OBJECTIVE:
Count every line in the data below where "plot" occurs, then state that number and nothing more.

RECORDED DATA:
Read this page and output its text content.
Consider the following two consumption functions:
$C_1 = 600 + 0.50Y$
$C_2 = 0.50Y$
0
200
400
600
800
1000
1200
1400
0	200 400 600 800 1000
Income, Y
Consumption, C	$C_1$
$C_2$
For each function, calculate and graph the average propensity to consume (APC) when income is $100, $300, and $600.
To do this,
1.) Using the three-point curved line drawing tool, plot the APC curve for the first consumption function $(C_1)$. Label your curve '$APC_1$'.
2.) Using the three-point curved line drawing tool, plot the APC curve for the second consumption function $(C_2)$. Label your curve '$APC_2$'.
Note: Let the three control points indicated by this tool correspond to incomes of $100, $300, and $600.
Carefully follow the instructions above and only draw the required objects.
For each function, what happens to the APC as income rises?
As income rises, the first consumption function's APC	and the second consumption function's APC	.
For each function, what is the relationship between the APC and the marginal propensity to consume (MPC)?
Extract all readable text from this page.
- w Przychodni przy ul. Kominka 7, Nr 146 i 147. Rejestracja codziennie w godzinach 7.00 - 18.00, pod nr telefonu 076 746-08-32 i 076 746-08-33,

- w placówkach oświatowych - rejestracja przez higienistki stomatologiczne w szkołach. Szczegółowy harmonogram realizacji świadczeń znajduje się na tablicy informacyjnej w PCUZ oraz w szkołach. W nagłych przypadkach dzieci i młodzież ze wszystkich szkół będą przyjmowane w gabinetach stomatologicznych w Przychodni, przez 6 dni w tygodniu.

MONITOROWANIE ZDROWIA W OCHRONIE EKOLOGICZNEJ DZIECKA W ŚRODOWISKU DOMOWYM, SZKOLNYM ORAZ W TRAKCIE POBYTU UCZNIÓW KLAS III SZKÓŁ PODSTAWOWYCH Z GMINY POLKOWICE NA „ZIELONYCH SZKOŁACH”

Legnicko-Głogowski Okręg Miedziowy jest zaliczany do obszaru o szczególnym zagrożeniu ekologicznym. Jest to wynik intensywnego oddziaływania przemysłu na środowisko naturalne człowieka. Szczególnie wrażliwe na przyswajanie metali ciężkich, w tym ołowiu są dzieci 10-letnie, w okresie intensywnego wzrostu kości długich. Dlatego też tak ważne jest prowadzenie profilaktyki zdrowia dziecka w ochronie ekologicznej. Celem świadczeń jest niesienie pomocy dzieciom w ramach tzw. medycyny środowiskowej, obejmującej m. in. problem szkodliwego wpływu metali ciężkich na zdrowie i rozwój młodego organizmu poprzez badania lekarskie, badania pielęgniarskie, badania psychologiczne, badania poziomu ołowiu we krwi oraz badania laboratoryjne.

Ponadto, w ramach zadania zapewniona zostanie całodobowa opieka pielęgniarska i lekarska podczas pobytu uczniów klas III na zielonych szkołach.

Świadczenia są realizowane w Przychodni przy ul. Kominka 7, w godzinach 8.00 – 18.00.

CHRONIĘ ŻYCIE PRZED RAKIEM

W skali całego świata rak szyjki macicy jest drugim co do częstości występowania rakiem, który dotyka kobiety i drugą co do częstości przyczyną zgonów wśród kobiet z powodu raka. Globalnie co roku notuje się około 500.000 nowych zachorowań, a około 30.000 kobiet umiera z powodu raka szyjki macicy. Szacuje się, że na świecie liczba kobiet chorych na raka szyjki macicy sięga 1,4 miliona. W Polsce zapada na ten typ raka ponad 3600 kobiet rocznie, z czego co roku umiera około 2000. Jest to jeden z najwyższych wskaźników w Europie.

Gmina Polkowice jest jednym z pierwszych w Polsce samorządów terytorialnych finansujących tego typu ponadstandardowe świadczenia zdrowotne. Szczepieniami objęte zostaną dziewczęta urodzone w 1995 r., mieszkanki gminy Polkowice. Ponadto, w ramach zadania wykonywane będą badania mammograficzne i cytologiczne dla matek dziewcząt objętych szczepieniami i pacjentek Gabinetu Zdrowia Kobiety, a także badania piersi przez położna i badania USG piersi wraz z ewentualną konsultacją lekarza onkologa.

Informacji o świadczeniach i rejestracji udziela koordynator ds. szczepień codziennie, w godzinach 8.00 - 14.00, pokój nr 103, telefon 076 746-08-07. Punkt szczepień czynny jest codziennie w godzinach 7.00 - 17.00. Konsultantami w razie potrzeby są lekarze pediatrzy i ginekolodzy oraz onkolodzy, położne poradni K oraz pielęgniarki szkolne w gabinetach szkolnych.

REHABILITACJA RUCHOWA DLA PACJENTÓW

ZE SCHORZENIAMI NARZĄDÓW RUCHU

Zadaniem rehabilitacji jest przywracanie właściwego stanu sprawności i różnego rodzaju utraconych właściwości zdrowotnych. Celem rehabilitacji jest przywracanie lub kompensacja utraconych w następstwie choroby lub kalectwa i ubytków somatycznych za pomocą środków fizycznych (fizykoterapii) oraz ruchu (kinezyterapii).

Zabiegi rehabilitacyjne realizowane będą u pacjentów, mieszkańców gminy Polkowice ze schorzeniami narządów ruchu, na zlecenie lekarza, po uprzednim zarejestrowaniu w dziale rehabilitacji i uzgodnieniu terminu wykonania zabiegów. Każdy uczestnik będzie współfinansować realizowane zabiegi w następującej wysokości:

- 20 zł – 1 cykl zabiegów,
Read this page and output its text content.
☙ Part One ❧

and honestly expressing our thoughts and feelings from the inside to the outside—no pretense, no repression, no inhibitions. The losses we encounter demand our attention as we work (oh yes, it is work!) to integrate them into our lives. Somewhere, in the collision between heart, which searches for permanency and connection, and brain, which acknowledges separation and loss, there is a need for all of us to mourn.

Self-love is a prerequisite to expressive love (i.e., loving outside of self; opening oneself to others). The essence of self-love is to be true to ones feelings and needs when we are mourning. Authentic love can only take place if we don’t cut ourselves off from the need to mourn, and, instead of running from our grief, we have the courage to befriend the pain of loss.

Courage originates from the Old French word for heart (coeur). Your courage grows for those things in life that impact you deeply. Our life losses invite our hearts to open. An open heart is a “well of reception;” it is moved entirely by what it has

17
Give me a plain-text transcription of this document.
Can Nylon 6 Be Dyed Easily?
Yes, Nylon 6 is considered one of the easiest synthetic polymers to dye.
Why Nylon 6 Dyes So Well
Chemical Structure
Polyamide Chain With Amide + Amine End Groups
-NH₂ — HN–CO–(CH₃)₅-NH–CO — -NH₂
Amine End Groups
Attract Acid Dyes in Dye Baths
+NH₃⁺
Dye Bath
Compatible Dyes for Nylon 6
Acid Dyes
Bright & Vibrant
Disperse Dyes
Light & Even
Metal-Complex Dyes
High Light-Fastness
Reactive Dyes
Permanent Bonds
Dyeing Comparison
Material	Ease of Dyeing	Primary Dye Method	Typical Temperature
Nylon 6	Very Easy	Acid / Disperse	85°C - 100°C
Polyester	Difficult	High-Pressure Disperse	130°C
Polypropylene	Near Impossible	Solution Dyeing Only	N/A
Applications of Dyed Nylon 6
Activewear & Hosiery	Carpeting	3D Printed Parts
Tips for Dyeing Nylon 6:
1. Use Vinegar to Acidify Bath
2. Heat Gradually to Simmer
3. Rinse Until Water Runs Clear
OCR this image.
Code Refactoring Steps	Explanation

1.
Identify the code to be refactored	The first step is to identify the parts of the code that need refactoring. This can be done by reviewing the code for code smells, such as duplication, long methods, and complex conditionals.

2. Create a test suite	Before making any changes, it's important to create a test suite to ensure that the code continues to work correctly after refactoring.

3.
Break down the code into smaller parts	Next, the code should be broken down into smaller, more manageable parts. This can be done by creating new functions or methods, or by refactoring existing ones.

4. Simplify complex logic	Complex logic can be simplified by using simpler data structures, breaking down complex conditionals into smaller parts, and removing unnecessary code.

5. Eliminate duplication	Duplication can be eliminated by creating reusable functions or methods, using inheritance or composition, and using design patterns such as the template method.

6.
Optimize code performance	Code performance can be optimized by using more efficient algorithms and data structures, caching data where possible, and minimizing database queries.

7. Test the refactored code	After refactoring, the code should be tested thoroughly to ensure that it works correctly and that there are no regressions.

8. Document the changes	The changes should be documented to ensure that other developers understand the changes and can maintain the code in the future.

WRITTEN ANSWER:
2